* Set exercise
Reproduce the complete listing without any deviation.
--- BEGIN Provided records ---
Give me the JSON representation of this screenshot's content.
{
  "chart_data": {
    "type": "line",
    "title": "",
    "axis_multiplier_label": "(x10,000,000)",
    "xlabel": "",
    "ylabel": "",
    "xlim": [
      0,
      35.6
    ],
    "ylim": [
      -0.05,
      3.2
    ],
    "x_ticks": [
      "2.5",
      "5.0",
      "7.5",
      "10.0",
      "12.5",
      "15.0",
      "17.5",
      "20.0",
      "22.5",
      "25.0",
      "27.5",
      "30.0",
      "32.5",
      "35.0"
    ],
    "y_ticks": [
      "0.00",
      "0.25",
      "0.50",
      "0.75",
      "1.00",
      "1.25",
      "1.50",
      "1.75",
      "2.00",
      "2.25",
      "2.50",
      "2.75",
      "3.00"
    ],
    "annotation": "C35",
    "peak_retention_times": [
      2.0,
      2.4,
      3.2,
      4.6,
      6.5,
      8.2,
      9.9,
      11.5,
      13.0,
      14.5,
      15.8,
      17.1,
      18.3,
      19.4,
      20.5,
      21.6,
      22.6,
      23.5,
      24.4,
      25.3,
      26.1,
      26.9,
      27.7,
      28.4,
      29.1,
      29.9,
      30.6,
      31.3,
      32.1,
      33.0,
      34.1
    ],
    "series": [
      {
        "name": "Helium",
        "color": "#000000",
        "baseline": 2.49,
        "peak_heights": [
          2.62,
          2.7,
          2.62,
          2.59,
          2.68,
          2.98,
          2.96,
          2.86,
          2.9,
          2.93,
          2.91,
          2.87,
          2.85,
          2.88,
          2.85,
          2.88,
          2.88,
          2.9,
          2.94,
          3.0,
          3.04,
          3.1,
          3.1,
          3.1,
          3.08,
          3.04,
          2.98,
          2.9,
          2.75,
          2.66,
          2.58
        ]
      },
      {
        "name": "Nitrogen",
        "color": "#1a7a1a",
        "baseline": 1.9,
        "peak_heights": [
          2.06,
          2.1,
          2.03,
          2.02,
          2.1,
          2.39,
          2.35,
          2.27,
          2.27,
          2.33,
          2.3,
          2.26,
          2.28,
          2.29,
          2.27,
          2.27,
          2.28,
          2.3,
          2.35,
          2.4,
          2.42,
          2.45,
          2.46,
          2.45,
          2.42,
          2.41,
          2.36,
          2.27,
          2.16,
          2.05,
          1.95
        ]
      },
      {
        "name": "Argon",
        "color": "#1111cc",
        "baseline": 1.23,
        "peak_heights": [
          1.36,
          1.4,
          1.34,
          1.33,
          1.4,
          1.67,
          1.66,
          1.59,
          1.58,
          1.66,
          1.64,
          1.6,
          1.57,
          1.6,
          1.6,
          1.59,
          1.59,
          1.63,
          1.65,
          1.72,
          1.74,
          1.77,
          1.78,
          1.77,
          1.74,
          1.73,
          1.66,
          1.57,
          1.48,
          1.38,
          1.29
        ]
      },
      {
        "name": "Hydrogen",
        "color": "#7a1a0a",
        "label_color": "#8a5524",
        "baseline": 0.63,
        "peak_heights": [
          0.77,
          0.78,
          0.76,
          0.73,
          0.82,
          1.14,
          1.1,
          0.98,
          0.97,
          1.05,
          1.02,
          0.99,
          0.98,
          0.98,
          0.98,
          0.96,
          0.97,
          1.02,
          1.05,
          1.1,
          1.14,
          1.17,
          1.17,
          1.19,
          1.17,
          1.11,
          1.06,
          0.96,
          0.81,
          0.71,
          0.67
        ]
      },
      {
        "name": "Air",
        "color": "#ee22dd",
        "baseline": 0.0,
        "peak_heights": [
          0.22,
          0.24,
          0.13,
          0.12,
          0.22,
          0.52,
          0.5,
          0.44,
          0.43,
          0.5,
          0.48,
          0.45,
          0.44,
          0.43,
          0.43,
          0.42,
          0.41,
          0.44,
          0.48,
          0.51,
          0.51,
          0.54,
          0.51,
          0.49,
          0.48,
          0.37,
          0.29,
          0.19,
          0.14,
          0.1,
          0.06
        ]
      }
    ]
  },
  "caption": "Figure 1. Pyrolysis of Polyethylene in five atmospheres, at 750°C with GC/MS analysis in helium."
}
--- END Provided records ---
* Exercise answer
Give me the JSON representation of this screenshot's content.
{
  "chart_data": {
    "type": "line",
    "title": "",
    "axis_multiplier_label": "(x10,000,000)",
    "xlabel": "",
    "ylabel": "",
    "xlim": [
      0,
      35.6
    ],
    "ylim": [
      -0.05,
      3.2
    ],
    "x_ticks": [
      "2.5",
      "5.0",
      "7.5",
      "10.0",
      "12.5",
      "15.0",
      "17.5",
      "20.0",
      "22.5",
      "25.0",
      "27.5",
      "30.0",
      "32.5",
      "35.0"
    ],
    "y_ticks": [
      "0.00",
      "0.25",
      "0.50",
      "0.75",
      "1.00",
      "1.25",
      "1.50",
      "1.75",
      "2.00",
      "2.25",
      "2.50",
      "2.75",
      "3.00"
    ],
    "annotation": "C35",
    "peak_retention_times": [
      2.0,
      2.4,
      3.2,
      4.6,
      6.5,
      8.2,
      9.9,
      11.5,
      13.0,
      14.5,
      15.8,
      17.1,
      18.3,
      19.4,
      20.5,
      21.6,
      22.6,
      23.5,
      24.4,
      25.3,
      26.1,
      26.9,
      27.7,
      28.4,
      29.1,
      29.9,
      30.6,
      31.3,
      32.1,
      33.0,
      34.1
    ],
    "series": [
      {
        "name": "Helium",
        "color": "#000000",
        "baseline": 2.49,
        "peak_heights": [
          2.62,
          2.7,
          2.62,
          2.59,
          2.68,
          2.98,
          2.96,
          2.86,
          2.9,
          2.93,
          2.91,
          2.87,
          2.85,
          2.88,
          2.85,
          2.88,
          2.88,
          2.9,
          2.94,
          3.0,
          3.04,
          3.1,
          3.1,
          3.1,
          3.08,
          3.04,
          2.98,
          2.9,
          2.75,
          2.66,
          2.58
        ]
      },
      {
        "name": "Nitrogen",
        "color": "#1a7a1a",
        "baseline": 1.9,
        "peak_heights": [
          2.06,
          2.1,
          2.03,
          2.02,
          2.1,
          2.39,
          2.35,
          2.27,
          2.27,
          2.33,
          2.3,
          2.26,
          2.28,
          2.29,
          2.27,
          2.27,
          2.28,
          2.3,
          2.35,
          2.4,
          2.42,
          2.45,
          2.46,
          2.45,
          2.42,
          2.41,
          2.36,
          2.27,
          2.16,
          2.05,
          1.95
        ]
      },
      {
        "name": "Argon",
        "color": "#1111cc",
        "baseline": 1.23,
        "peak_heights": [
          1.36,
          1.4,
          1.34,
          1.33,
          1.4,
          1.67,
          1.66,
          1.59,
          1.58,
          1.66,
          1.64,
          1.6,
          1.57,
          1.6,
          1.6,
          1.59,
          1.59,
          1.63,
          1.65,
          1.72,
          1.74,
          1.77,
          1.78,
          1.77,
          1.74,
          1.73,
          1.66,
          1.57,
          1.48,
          1.38,
          1.29
        ]
      },
      {
        "name": "Hydrogen",
        "color": "#7a1a0a",
        "label_color": "#8a5524",
        "baseline": 0.63,
        "peak_heights": [
          0.77,
          0.78,
          0.76,
          0.73,
          0.82,
          1.14,
          1.1,
          0.98,
          0.97,
          1.05,
          1.02,
          0.99,
          0.98,
          0.98,
          0.98,
          0.96,
          0.97,
          1.02,
          1.05,
          1.1,
          1.14,
          1.17,
          1.17,
          1.19,
          1.17,
          1.11,
          1.06,
          0.96,
          0.81,
          0.71,
          0.67
        ]
      },
      {
        "name": "Air",
        "color": "#ee22dd",
        "baseline": 0.0,
        "peak_heights": [
          0.22,
          0.24,
          0.13,
          0.12,
          0.22,
          0.52,
          0.5,
          0.44,
          0.43,
          0.5,
          0.48,
          0.45,
          0.44,
          0.43,
          0.43,
          0.42,
          0.41,
          0.44,
          0.48,
          0.51,
          0.51,
          0.54,
          0.51,
          0.49,
          0.48,
          0.37,
          0.29,
          0.19,
          0.14,
          0.1,
          0.06
        ]
      }
    ]
  },
  "caption": "Figure 1. Pyrolysis of Polyethylene in five atmospheres, at 750°C with GC/MS analysis in helium."
}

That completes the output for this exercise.